**What you are asked to do**
Please continue the passage on active learning and students with learning disabilities, starting right after its last sentence.
Supplied passage: Begin
Active Learning is a good thing, right? As an instructional designer, I’ve read a great deal of research compiling evidence for teaching practices that promote active learning as a way to engage students and secure better learning outcomes. In my role consulting with faculty on curriculum design, I often suggest ways to increase student participation in their learning that match the learning goals and objectives articulated by the instructor. So it was a surprise to read a dissenting view in a Tomorrow’s Professor post by Fernando Gonzalez, an assistant professor of software engineering at Florida Gulf Coast University, titled For Some, Active Learning Can Be a Nightmare. [Full citation for original publication: Gonzalez, Fernando. “For Some, Active Learning Can Be a Nightmare.” ASEE Prism 26, no. 4 (December 2016): 52.]
To be clear at the outset, this is an opinion piece, based on anecdotal evidence and personal experience. There is no research backing Gonzalez’s claims, at least not yet. The article is short, and I encourage you to read it for yourself. In summary, Gonzalez provides a short overview of active learning, then states that “…[active learning] can be a nightmare for students with learning disabilities (LD). While learning disabled students – including those with dyslexia, dyscalculia, dysgraphia, visual and auditory processing deficits, ADHD, nonverbal learning disabilities, and many others – vary in how they learn and on the type of accommodation they require, a common characteristic found in most LD students is needing more time to assimilate information from a lecture.” This he contends, makes it difficult for the learning disabled student “…who may not be able to learn the material in time to participate in the active learning activity immediately following the lecture or may have problems with the activity itself.” He notes that he has severe dyslexia and states he would not have “survived” an undergraduate education heavily based on active learning, and certainly would not have then been able to go on to get a PhD.
Supplied passage: End
Data: Begin
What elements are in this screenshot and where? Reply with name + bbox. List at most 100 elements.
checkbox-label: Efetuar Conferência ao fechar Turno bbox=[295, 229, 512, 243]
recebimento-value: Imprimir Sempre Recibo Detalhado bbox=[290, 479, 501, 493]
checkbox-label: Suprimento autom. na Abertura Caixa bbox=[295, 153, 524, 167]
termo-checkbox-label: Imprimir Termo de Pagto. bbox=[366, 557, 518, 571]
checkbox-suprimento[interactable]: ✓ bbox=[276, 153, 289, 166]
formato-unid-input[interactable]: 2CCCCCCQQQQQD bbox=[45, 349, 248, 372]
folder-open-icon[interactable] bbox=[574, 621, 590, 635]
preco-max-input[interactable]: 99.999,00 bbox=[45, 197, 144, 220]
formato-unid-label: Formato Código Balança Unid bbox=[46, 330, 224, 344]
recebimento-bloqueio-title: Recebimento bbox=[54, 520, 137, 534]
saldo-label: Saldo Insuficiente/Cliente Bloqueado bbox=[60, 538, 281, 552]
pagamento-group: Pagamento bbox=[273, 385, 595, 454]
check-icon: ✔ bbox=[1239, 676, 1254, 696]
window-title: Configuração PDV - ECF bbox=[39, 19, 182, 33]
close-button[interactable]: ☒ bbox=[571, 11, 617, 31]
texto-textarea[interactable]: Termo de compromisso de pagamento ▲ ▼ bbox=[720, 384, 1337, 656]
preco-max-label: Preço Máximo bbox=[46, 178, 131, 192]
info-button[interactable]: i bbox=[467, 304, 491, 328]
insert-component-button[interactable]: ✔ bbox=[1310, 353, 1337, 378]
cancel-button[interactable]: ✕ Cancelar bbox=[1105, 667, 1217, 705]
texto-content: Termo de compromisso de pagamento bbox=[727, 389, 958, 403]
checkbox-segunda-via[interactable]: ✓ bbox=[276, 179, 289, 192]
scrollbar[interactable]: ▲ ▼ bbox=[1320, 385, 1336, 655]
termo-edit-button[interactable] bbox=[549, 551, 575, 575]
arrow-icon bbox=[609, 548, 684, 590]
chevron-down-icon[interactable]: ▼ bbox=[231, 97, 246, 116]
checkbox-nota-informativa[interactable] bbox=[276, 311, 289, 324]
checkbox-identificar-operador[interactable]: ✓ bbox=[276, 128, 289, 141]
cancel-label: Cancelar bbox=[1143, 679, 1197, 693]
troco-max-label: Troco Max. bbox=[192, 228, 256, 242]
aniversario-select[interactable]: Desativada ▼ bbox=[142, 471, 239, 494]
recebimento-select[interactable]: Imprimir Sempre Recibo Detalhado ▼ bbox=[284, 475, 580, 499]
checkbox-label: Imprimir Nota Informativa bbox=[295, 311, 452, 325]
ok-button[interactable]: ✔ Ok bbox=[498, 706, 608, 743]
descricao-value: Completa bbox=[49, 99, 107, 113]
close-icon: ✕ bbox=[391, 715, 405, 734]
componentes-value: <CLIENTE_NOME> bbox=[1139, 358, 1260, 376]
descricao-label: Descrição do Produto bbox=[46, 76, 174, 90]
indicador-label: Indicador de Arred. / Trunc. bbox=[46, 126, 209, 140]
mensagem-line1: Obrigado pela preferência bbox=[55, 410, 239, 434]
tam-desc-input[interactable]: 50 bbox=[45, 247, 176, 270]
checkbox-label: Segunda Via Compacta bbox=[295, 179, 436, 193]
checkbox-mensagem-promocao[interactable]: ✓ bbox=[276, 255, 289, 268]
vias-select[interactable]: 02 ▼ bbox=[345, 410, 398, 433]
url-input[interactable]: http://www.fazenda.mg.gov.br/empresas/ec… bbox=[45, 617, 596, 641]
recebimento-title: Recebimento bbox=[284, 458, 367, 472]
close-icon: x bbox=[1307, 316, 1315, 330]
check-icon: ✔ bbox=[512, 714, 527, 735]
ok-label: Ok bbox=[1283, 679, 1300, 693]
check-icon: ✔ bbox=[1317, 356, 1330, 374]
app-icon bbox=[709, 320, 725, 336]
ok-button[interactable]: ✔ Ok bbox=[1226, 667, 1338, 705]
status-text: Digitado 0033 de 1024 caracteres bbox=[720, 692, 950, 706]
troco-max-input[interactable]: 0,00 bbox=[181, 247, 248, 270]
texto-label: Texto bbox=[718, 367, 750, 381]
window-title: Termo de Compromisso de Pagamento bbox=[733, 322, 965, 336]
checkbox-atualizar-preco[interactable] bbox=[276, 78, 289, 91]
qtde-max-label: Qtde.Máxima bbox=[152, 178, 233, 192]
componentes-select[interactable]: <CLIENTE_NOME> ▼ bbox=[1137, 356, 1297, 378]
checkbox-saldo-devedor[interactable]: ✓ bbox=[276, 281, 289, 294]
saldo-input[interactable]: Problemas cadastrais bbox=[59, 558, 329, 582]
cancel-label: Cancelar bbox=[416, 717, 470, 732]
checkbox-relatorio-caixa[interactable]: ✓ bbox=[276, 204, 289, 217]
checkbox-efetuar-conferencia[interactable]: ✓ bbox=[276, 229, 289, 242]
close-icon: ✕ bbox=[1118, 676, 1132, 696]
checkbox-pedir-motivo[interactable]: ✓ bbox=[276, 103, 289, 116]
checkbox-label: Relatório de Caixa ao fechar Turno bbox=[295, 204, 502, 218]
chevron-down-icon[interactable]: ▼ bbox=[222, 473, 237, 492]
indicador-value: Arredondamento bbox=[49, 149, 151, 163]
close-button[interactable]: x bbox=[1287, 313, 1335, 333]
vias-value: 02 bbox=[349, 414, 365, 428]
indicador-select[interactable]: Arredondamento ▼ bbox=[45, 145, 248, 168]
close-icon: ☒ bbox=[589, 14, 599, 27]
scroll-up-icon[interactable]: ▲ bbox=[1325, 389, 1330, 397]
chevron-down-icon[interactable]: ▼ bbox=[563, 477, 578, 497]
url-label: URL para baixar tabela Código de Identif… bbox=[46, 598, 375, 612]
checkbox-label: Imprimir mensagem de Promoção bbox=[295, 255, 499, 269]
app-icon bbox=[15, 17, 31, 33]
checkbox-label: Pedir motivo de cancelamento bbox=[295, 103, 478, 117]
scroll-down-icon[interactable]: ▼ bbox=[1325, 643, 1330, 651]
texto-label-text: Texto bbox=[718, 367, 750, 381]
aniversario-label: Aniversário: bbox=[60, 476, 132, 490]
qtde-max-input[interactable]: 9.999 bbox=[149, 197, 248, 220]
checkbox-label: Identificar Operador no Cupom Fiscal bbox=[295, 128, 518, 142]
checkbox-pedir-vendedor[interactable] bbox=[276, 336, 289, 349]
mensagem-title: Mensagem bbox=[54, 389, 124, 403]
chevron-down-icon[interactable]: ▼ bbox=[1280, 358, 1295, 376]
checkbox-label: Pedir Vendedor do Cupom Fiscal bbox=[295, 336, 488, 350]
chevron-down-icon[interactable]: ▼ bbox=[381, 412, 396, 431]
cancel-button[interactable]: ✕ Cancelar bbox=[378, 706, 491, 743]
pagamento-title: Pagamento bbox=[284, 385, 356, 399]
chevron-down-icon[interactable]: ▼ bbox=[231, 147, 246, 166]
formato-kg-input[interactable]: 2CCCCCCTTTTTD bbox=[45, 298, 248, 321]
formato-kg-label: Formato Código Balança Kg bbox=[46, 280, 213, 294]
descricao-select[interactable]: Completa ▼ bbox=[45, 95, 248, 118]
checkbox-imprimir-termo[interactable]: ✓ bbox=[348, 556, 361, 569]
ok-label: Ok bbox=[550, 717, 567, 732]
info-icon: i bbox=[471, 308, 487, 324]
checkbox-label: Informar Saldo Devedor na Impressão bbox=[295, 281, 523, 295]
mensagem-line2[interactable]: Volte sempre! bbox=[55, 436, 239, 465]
Data: End
**Task answer**
There are weaknesses in Gonzalez’s argument, starting with his construct of active learning as mostly being “…strategies [that] consist of a lecture where the student listens passively, followed by an activity that serves to clarify and reinforce what the student has learned.” There are many active learning strategies, and it is misleading to characterize them in total as being difficult for those with learning disabilities, which also are many and varied.
He cites only one concrete example of a strategy, the minute paper, which, although it can be considered an example of active learning, is typically used to obtain formative assessment from students. These exercises are not typically graded and therefore pose little pressure for students.
That said, I do not want to dismiss Gonzalez’s concerns. I was unable to find any published research on the benefits or disadvantages of active learning strategies for learning disabled students. Indeed, it would be valuable for these students and their instructors to have evidence of teaching and learning strategies that are inclusive. If you are aware of research in this area, please share the information in the comments.